» **GIVEN INSTRUCTION**
Isolate every line in the records below with "image" in it.

---*---

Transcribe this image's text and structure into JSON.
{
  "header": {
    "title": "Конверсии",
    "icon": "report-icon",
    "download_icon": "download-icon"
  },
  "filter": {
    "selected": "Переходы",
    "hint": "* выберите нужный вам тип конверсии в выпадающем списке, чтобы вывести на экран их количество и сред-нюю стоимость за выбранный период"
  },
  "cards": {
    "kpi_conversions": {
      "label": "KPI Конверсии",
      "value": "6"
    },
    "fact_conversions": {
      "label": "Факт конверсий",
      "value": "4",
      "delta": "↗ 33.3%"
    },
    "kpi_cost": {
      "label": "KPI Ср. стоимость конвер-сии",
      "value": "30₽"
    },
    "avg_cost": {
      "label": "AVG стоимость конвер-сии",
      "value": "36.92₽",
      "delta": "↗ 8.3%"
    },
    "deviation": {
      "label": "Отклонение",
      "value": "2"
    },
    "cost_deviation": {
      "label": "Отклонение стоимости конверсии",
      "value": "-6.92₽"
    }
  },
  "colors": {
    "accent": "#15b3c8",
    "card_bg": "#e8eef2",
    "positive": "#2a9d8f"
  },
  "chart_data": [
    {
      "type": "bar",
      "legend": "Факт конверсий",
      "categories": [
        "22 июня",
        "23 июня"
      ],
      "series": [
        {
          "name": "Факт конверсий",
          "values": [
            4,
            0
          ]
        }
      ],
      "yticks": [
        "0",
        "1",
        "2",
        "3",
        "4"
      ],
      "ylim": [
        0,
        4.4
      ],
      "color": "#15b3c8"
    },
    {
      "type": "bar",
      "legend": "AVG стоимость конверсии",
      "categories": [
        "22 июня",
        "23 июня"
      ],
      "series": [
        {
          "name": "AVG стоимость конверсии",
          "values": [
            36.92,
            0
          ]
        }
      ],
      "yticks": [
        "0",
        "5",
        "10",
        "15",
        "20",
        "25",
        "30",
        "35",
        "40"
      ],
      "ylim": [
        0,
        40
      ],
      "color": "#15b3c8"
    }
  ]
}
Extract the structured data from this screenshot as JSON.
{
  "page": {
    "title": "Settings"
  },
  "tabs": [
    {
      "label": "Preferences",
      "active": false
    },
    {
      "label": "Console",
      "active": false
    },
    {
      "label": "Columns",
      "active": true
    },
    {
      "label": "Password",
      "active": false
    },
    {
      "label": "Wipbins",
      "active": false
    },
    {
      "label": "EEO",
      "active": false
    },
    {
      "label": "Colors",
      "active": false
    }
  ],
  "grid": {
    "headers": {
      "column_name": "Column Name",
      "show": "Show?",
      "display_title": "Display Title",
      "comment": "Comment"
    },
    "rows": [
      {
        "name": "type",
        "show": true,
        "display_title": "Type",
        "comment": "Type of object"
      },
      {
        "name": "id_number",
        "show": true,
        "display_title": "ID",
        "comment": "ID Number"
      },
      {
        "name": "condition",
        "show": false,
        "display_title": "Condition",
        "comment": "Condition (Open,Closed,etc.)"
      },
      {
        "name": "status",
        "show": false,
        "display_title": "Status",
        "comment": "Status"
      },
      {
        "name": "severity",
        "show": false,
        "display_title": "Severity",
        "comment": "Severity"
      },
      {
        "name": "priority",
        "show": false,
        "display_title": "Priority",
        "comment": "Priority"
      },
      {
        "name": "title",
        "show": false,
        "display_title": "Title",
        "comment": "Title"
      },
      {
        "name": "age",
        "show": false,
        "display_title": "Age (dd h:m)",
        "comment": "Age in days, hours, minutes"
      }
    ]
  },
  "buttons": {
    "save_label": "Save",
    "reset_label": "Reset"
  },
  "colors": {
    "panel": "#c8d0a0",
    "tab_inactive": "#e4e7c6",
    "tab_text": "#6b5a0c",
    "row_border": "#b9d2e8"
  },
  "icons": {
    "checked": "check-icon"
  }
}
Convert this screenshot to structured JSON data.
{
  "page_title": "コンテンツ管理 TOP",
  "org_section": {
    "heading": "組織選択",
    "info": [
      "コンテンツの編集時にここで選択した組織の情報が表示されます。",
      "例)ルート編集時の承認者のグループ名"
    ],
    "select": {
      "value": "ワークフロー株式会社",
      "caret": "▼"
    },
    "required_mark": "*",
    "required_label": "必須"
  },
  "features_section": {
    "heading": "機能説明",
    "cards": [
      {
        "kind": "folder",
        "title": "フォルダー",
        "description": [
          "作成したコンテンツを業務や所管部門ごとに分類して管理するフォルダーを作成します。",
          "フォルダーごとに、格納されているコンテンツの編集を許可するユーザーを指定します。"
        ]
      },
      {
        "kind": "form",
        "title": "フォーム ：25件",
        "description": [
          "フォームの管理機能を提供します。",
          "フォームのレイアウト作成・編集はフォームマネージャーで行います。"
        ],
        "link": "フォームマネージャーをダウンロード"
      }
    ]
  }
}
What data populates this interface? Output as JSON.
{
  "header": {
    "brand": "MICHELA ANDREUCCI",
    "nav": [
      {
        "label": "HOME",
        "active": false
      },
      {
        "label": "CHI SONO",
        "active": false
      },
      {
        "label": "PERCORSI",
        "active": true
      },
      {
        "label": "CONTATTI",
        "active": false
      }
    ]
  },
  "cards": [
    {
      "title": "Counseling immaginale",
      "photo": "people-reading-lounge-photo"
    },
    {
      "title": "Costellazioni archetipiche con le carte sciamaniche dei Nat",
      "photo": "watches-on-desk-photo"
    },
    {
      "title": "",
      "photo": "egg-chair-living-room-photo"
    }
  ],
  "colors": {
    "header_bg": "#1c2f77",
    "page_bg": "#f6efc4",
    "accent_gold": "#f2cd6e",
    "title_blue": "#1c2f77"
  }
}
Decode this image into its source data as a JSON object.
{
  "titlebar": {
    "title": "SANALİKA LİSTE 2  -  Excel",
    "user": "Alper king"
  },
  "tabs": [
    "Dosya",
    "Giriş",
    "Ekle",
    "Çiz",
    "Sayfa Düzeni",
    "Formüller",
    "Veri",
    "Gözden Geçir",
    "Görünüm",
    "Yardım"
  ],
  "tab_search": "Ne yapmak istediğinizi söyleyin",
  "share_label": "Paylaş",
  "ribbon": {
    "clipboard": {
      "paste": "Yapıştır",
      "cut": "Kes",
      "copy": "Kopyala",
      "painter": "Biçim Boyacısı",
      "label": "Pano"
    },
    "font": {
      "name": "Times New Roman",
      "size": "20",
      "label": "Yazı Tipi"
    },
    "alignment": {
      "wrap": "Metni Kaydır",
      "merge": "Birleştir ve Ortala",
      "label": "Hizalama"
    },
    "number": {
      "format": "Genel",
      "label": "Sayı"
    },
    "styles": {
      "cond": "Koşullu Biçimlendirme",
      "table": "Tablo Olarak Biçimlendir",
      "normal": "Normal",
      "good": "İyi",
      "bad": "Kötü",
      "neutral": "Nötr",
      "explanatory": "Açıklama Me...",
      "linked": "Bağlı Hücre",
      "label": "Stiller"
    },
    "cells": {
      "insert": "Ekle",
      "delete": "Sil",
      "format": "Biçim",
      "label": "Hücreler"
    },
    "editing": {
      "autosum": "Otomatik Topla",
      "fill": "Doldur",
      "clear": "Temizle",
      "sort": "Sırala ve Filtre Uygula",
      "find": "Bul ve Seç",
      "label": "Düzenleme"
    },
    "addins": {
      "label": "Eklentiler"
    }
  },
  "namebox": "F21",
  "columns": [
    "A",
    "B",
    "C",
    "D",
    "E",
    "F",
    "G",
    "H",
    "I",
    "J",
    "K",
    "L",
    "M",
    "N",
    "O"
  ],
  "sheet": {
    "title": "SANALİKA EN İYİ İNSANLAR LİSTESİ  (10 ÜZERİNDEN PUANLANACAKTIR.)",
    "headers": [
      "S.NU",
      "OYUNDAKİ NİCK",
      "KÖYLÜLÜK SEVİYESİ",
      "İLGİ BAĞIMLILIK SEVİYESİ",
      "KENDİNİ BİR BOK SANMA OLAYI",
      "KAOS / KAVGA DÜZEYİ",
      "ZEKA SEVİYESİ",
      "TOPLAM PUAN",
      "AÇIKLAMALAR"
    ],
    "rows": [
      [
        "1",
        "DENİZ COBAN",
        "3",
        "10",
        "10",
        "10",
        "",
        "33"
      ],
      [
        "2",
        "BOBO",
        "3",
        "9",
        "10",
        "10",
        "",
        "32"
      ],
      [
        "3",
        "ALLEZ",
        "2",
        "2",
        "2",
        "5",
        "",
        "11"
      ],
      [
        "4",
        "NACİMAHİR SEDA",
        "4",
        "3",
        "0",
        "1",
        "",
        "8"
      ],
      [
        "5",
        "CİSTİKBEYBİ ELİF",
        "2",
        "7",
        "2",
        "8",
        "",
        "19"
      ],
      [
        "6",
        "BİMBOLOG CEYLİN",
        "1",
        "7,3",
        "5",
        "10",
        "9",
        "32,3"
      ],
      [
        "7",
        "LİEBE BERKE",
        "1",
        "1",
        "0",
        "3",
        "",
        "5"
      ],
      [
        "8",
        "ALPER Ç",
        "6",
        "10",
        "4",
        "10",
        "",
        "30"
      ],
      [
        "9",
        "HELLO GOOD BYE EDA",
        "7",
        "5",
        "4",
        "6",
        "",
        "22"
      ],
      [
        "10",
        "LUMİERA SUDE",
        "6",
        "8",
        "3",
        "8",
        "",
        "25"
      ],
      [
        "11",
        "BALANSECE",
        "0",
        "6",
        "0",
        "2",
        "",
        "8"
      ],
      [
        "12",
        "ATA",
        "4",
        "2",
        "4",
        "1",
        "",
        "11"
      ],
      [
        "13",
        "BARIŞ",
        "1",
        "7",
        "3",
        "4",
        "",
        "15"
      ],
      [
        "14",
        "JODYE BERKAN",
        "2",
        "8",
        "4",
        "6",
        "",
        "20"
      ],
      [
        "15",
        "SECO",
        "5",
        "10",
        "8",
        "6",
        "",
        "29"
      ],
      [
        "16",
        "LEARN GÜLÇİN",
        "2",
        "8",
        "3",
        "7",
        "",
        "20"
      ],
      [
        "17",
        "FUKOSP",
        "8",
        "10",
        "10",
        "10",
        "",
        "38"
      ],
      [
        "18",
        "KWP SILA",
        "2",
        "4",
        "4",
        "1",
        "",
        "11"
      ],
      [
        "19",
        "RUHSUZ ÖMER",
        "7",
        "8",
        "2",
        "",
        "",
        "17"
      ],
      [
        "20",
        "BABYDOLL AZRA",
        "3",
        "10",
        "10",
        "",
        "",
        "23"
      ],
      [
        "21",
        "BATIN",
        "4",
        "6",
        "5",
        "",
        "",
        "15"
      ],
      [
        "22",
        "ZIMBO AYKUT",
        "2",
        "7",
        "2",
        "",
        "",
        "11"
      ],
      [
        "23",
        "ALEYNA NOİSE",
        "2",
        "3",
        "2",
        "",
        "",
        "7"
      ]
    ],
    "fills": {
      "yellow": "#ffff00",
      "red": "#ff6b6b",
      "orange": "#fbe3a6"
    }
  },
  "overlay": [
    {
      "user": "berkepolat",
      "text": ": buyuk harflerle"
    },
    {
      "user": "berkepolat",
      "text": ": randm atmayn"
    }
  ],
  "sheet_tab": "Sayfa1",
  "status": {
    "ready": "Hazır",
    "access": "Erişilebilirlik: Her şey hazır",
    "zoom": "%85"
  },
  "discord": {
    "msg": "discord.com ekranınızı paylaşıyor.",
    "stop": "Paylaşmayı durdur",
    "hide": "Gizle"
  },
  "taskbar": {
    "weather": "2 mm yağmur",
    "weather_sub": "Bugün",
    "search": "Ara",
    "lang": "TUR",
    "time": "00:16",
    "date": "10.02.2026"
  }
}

---*---

» **SOLUTION TO THE EXERCISE**
Transcribe this image's text and structure into JSON.
Decode this image into its source data as a JSON object.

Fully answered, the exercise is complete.